------ TASK DATA

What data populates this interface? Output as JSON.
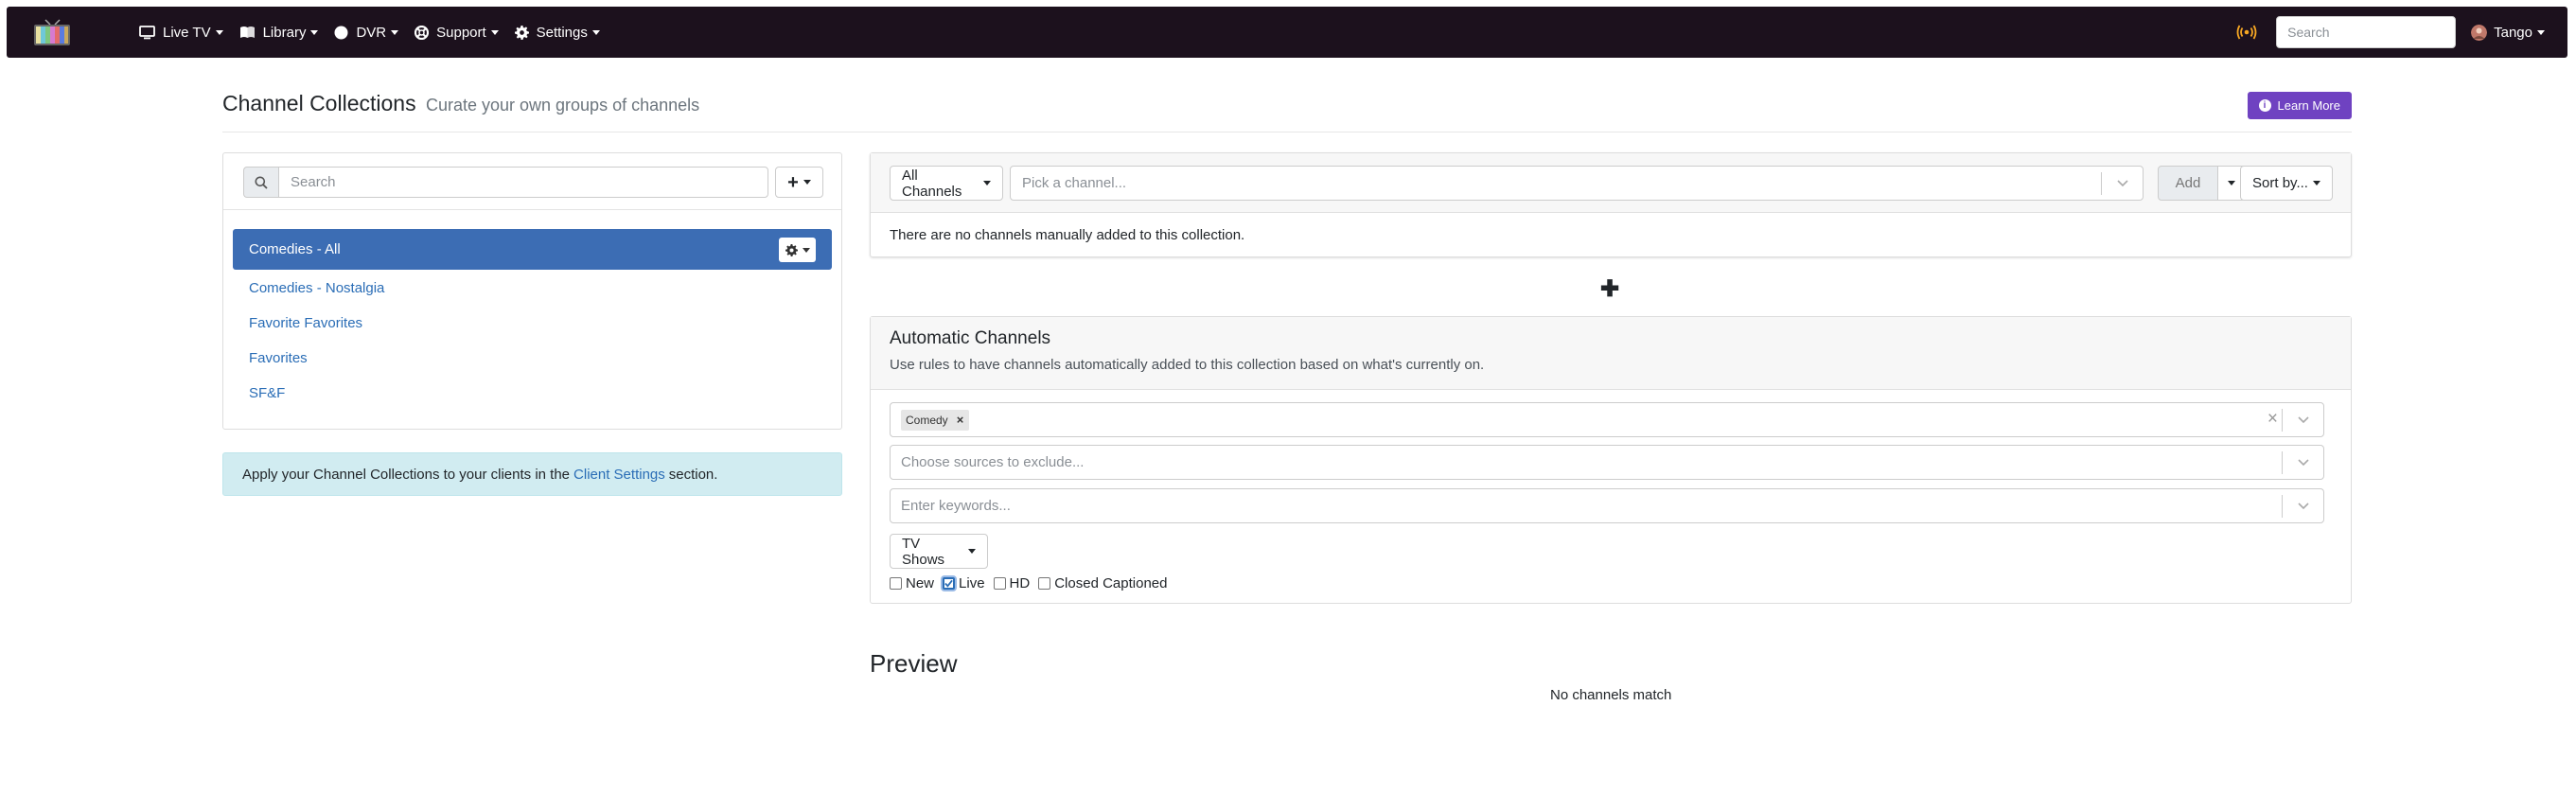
{
  "nav": {
    "logo": "channels-logo",
    "items": [
      {
        "label": "Live TV",
        "icon": "tv-icon"
      },
      {
        "label": "Library",
        "icon": "book-icon"
      },
      {
        "label": "DVR",
        "icon": "record-icon"
      },
      {
        "label": "Support",
        "icon": "lifebuoy-icon"
      },
      {
        "label": "Settings",
        "icon": "gear-icon"
      }
    ],
    "broadcast_icon": "broadcast-icon",
    "broadcast_color": "#f5a623",
    "search_placeholder": "Search",
    "user": "Tango"
  },
  "header": {
    "title": "Channel Collections",
    "subtitle": "Curate your own groups of channels",
    "learn_more": "Learn More",
    "learn_color": "#6f42c1"
  },
  "left": {
    "search_placeholder": "Search",
    "collections": [
      {
        "label": "Comedies - All",
        "active": true
      },
      {
        "label": "Comedies - Nostalgia",
        "active": false
      },
      {
        "label": "Favorite Favorites",
        "active": false
      },
      {
        "label": "Favorites",
        "active": false
      },
      {
        "label": "SF&F",
        "active": false
      }
    ],
    "active_color": "#3c6db4",
    "note_prefix": "Apply your Channel Collections to your clients in the",
    "note_link": "Client Settings",
    "note_suffix": "section."
  },
  "manual": {
    "source": "All Channels",
    "pick_placeholder": "Pick a channel...",
    "add_label": "Add",
    "sort_label": "Sort by...",
    "empty_text": "There are no channels manually added to this collection."
  },
  "automatic": {
    "title": "Automatic Channels",
    "subtitle": "Use rules to have channels automatically added to this collection based on what's currently on.",
    "genre_tag": "Comedy",
    "exclude_placeholder": "Choose sources to exclude...",
    "keywords_placeholder": "Enter keywords...",
    "content_type": "TV Shows",
    "filters": [
      {
        "label": "New",
        "checked": false
      },
      {
        "label": "Live",
        "checked": true
      },
      {
        "label": "HD",
        "checked": false
      },
      {
        "label": "Closed Captioned",
        "checked": false
      }
    ]
  },
  "preview": {
    "title": "Preview",
    "empty_text": "No channels match"
  }
}
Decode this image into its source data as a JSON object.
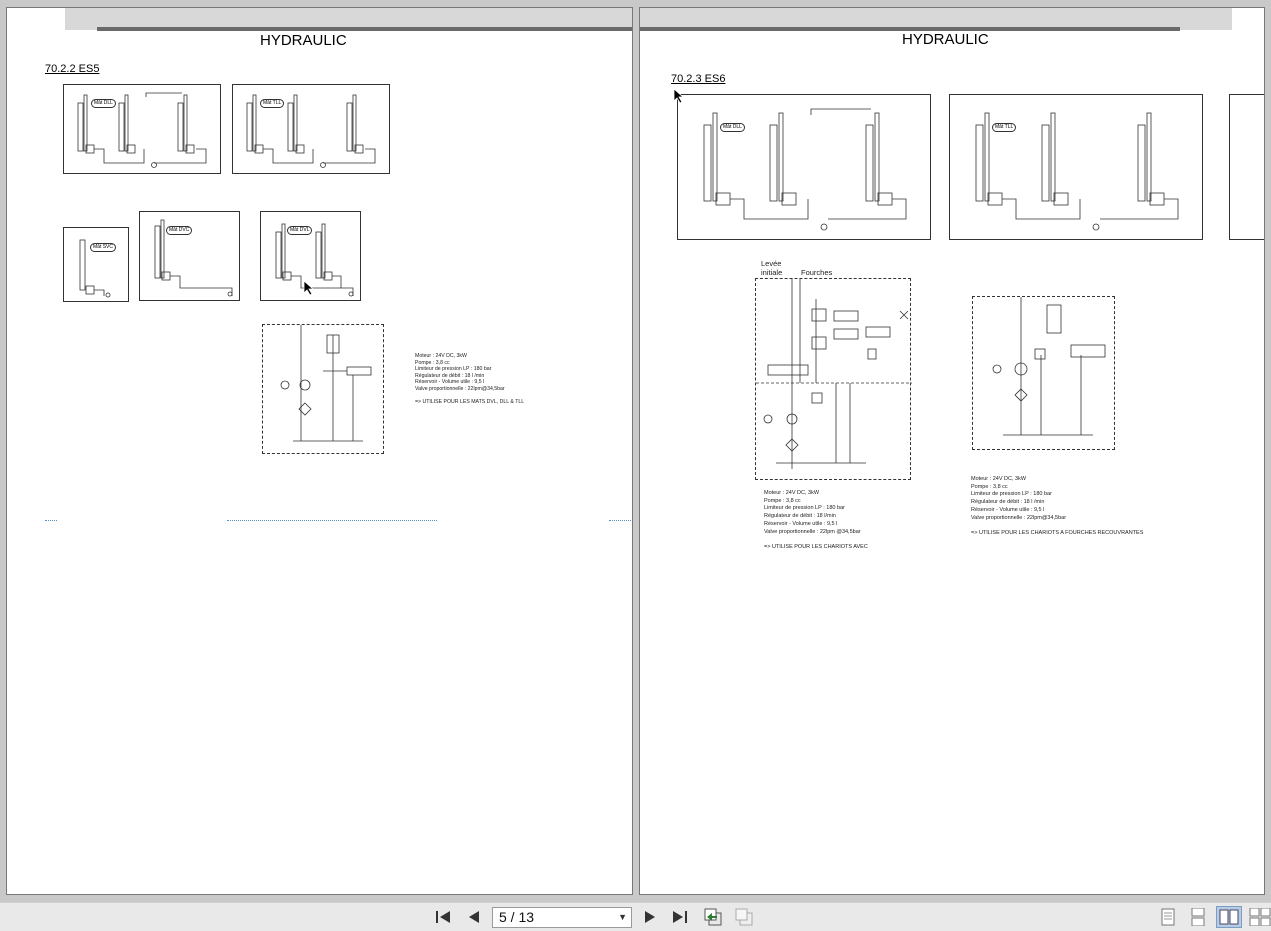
{
  "left_page": {
    "title": "HYDRAULIC",
    "section": "70.2.2  ES5",
    "labels": {
      "dll": "Mât DLL",
      "tll": "Mât TLL",
      "svc": "Mât SVC",
      "dvc": "Mât DVC",
      "dvl": "Mât DVL"
    },
    "specs": [
      "Moteur : 24V DC, 3kW",
      "Pompe : 3,8 cc",
      "Limiteur de pression LP : 180 bar",
      "Régulateur de débit : 18 l /min",
      "Réservoir - Volume utile : 9,5 l",
      "Valve proportionnelle : 22lpm@34,5bar",
      "",
      "=> UTILISE POUR LES MATS DVL, DLL & TLL"
    ]
  },
  "right_page": {
    "title": "HYDRAULIC",
    "section": "70.2.3  ES6",
    "labels": {
      "dll": "Mât DLL",
      "tll": "Mât TLL"
    },
    "schematic_label_1": "Levée",
    "schematic_label_2": "initiale",
    "schematic_label_3": "Fourches",
    "specs_left": [
      "Moteur : 24V DC, 3kW",
      "Pompe : 3,8 cc",
      "Limiteur de pression LP : 180 bar",
      "Régulateur de débit : 18 l/min",
      "Réservoir - Volume utile : 9,5 l",
      "Valve proportionnelle : 22lpm @34,5bar",
      "",
      "=> UTILISE POUR LES CHARIOTS AVEC"
    ],
    "specs_right": [
      "Moteur : 24V DC, 3kW",
      "Pompe : 3,8 cc",
      "Limiteur de pression LP : 180 bar",
      "Régulateur de débit : 18 l /min",
      "Réservoir - Volume utile : 9,5 l",
      "Valve proportionnelle : 22lpm@34,5bar",
      "",
      "=> UTILISE POUR LES CHARIOTS A FOURCHES RECOUVRANTES"
    ]
  },
  "toolbar": {
    "page_indicator": "5 / 13",
    "icons": [
      "first-page-icon",
      "previous-page-icon",
      "next-page-icon",
      "last-page-icon",
      "go-back-icon",
      "go-forward-icon",
      "single-page-view-icon",
      "continuous-view-icon",
      "facing-pages-view-icon",
      "continuous-facing-view-icon"
    ],
    "active_view": "facing-pages-view-icon",
    "accent_color": "#b7cbe2"
  }
}
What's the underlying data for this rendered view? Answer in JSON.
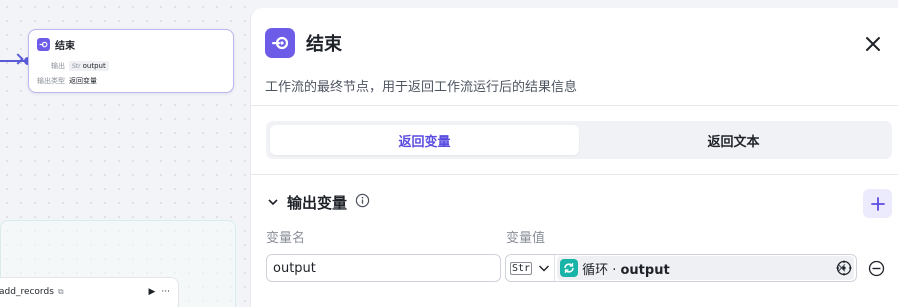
{
  "canvas": {
    "end_node": {
      "title": "结束",
      "output_label": "输出",
      "output_type": "Str",
      "output_name": "output",
      "output_kind_label": "输出类型",
      "output_kind_value": "返回变量"
    },
    "record_node": {
      "name": "add_records",
      "more": "···"
    }
  },
  "panel": {
    "title": "结束",
    "description": "工作流的最终节点，用于返回工作流运行后的结果信息",
    "tabs": [
      {
        "label": "返回变量",
        "active": true
      },
      {
        "label": "返回文本",
        "active": false
      }
    ],
    "output_section": {
      "title": "输出变量",
      "columns": {
        "name": "变量名",
        "value": "变量值"
      },
      "rows": [
        {
          "name": "output",
          "type_badge": "Str",
          "ref_source": "循环",
          "ref_separator": " · ",
          "ref_var": "output",
          "clear": "×"
        }
      ]
    }
  },
  "colors": {
    "accent": "#6c5ce7",
    "active_tab_text": "#5b4de0",
    "loop_icon": "#17b4a7"
  },
  "icons": {
    "end_node": "end-node-icon",
    "close": "close-icon",
    "info": "info-icon",
    "add": "plus-icon",
    "collapse": "chevron-down-icon",
    "loop": "loop-icon",
    "target": "target-icon",
    "remove": "minus-circle-icon"
  }
}
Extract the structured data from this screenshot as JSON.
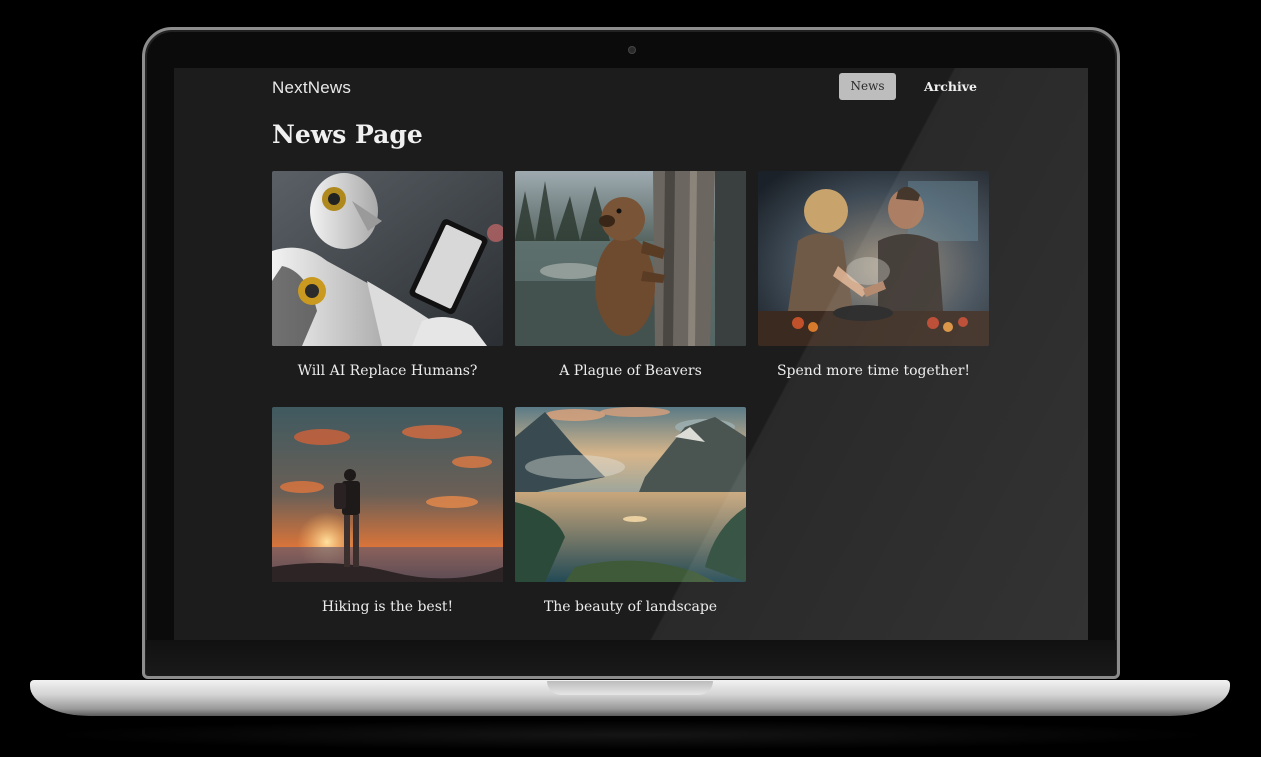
{
  "app": {
    "brand": "NextNews"
  },
  "nav": {
    "items": [
      {
        "label": "News",
        "active": true
      },
      {
        "label": "Archive",
        "active": false
      }
    ]
  },
  "page": {
    "title": "News Page"
  },
  "articles": [
    {
      "title": "Will AI Replace Humans?",
      "image": "robot-with-tablet"
    },
    {
      "title": "A Plague of Beavers",
      "image": "beaver-on-tree"
    },
    {
      "title": "Spend more time together!",
      "image": "couple-cooking"
    },
    {
      "title": "Hiking is the best!",
      "image": "hiker-at-sunset"
    },
    {
      "title": "The beauty of landscape",
      "image": "mountain-lake"
    }
  ],
  "colors": {
    "screen_background": "#1c1c1c",
    "active_nav_background": "#bdbdbd",
    "text": "#ececec"
  }
}
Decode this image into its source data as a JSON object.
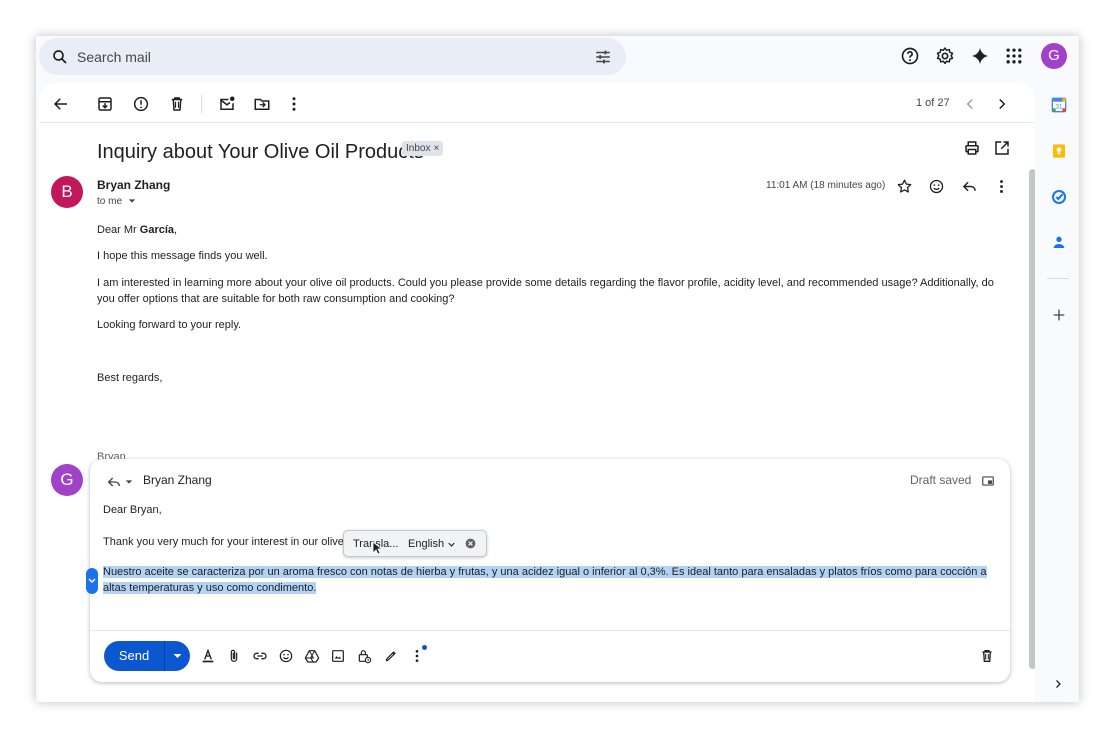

------------

- WHAT THE EXERCISE ASKS -
Working from the lines above, reproduce the material exactly and exclude its pictures.

- EXERCISE RESULT -
What data populates this interface? Output as JSON.
{
  "nav": {
    "logo": "channels-logo",
    "items": [
      {
        "label": "Live TV",
        "icon": "tv-icon"
      },
      {
        "label": "Library",
        "icon": "book-icon"
      },
      {
        "label": "DVR",
        "icon": "record-icon"
      },
      {
        "label": "Support",
        "icon": "lifebuoy-icon"
      },
      {
        "label": "Settings",
        "icon": "gear-icon"
      }
    ],
    "broadcast_icon": "broadcast-icon",
    "broadcast_color": "#f5a623",
    "search_placeholder": "Search",
    "user": "Tango"
  },
  "header": {
    "title": "Channel Collections",
    "subtitle": "Curate your own groups of channels",
    "learn_more": "Learn More",
    "learn_color": "#6f42c1"
  },
  "left": {
    "search_placeholder": "Search",
    "collections": [
      {
        "label": "Comedies - All",
        "active": true
      },
      {
        "label": "Comedies - Nostalgia",
        "active": false
      },
      {
        "label": "Favorite Favorites",
        "active": false
      },
      {
        "label": "Favorites",
        "active": false
      },
      {
        "label": "SF&F",
        "active": false
      }
    ],
    "active_color": "#3c6db4",
    "note_prefix": "Apply your Channel Collections to your clients in the",
    "note_link": "Client Settings",
    "note_suffix": "section."
  },
  "manual": {
    "source": "All Channels",
    "pick_placeholder": "Pick a channel...",
    "add_label": "Add",
    "sort_label": "Sort by...",
    "empty_text": "There are no channels manually added to this collection."
  },
  "automatic": {
    "title": "Automatic Channels",
    "subtitle": "Use rules to have channels automatically added to this collection based on what's currently on.",
    "genre_tag": "Comedy",
    "exclude_placeholder": "Choose sources to exclude...",
    "keywords_placeholder": "Enter keywords...",
    "content_type": "TV Shows",
    "filters": [
      {
        "label": "New",
        "checked": false
      },
      {
        "label": "Live",
        "checked": true
      },
      {
        "label": "HD",
        "checked": false
      },
      {
        "label": "Closed Captioned",
        "checked": false
      }
    ]
  },
  "preview": {
    "title": "Preview",
    "empty_text": "No channels match"
  }
}
Decode this image into its source data as a JSON object.
{
  "left_page": {
    "title": "HYDRAULIC",
    "section": "70.2.2  ES5",
    "labels": {
      "dll": "Mât DLL",
      "tll": "Mât TLL",
      "svc": "Mât SVC",
      "dvc": "Mât DVC",
      "dvl": "Mât DVL"
    },
    "specs": [
      "Moteur : 24V DC, 3kW",
      "Pompe : 3,8 cc",
      "Limiteur de pression LP : 180 bar",
      "Régulateur de débit : 18 l /min",
      "Réservoir - Volume utile : 9,5 l",
      "Valve proportionnelle : 22lpm@34,5bar",
      "",
      "=> UTILISE POUR LES MATS DVL, DLL & TLL"
    ]
  },
  "right_page": {
    "title": "HYDRAULIC",
    "section": "70.2.3  ES6",
    "labels": {
      "dll": "Mât DLL",
      "tll": "Mât TLL"
    },
    "schematic_label_1": "Levée",
    "schematic_label_2": "initiale",
    "schematic_label_3": "Fourches",
    "specs_left": [
      "Moteur : 24V DC, 3kW",
      "Pompe : 3,8 cc",
      "Limiteur de pression LP : 180 bar",
      "Régulateur de débit : 18 l/min",
      "Réservoir - Volume utile : 9,5 l",
      "Valve proportionnelle : 22lpm @34,5bar",
      "",
      "=> UTILISE POUR LES CHARIOTS AVEC"
    ],
    "specs_right": [
      "Moteur : 24V DC, 3kW",
      "Pompe : 3,8 cc",
      "Limiteur de pression LP : 180 bar",
      "Régulateur de débit : 18 l /min",
      "Réservoir - Volume utile : 9,5 l",
      "Valve proportionnelle : 22lpm@34,5bar",
      "",
      "=> UTILISE POUR LES CHARIOTS A FOURCHES RECOUVRANTES"
    ]
  },
  "toolbar": {
    "page_indicator": "5 / 13",
    "icons": [
      "first-page-icon",
      "previous-page-icon",
      "next-page-icon",
      "last-page-icon",
      "go-back-icon",
      "go-forward-icon",
      "single-page-view-icon",
      "continuous-view-icon",
      "facing-pages-view-icon",
      "continuous-facing-view-icon"
    ],
    "active_view": "facing-pages-view-icon",
    "accent_color": "#b7cbe2"
  }
}
What's the underlying data for this rendered view? Answer in JSON.
{
  "canvas": {
    "end_node": {
      "title": "结束",
      "output_label": "输出",
      "output_type": "Str",
      "output_name": "output",
      "output_kind_label": "输出类型",
      "output_kind_value": "返回变量"
    },
    "record_node": {
      "name": "add_records",
      "more": "···"
    }
  },
  "panel": {
    "title": "结束",
    "description": "工作流的最终节点，用于返回工作流运行后的结果信息",
    "tabs": [
      {
        "label": "返回变量",
        "active": true
      },
      {
        "label": "返回文本",
        "active": false
      }
    ],
    "output_section": {
      "title": "输出变量",
      "columns": {
        "name": "变量名",
        "value": "变量值"
      },
      "rows": [
        {
          "name": "output",
          "type_badge": "Str",
          "ref_source": "循环",
          "ref_separator": " · ",
          "ref_var": "output",
          "clear": "×"
        }
      ]
    }
  },
  "colors": {
    "accent": "#6c5ce7",
    "active_tab_text": "#5b4de0",
    "loop_icon": "#17b4a7"
  },
  "icons": {
    "end_node": "end-node-icon",
    "close": "close-icon",
    "info": "info-icon",
    "add": "plus-icon",
    "collapse": "chevron-down-icon",
    "loop": "loop-icon",
    "target": "target-icon",
    "remove": "minus-circle-icon"
  }
}
Extract the structured data from this screenshot as JSON.
{
  "app": {
    "brand": "NextNews"
  },
  "nav": {
    "items": [
      {
        "label": "News",
        "active": true
      },
      {
        "label": "Archive",
        "active": false
      }
    ]
  },
  "page": {
    "title": "News Page"
  },
  "articles": [
    {
      "title": "Will AI Replace Humans?",
      "image": "robot-with-tablet"
    },
    {
      "title": "A Plague of Beavers",
      "image": "beaver-on-tree"
    },
    {
      "title": "Spend more time together!",
      "image": "couple-cooking"
    },
    {
      "title": "Hiking is the best!",
      "image": "hiker-at-sunset"
    },
    {
      "title": "The beauty of landscape",
      "image": "mountain-lake"
    }
  ],
  "colors": {
    "screen_background": "#1c1c1c",
    "active_nav_background": "#bdbdbd",
    "text": "#ececec"
  }
}
Decode this image into its source data as a JSON object.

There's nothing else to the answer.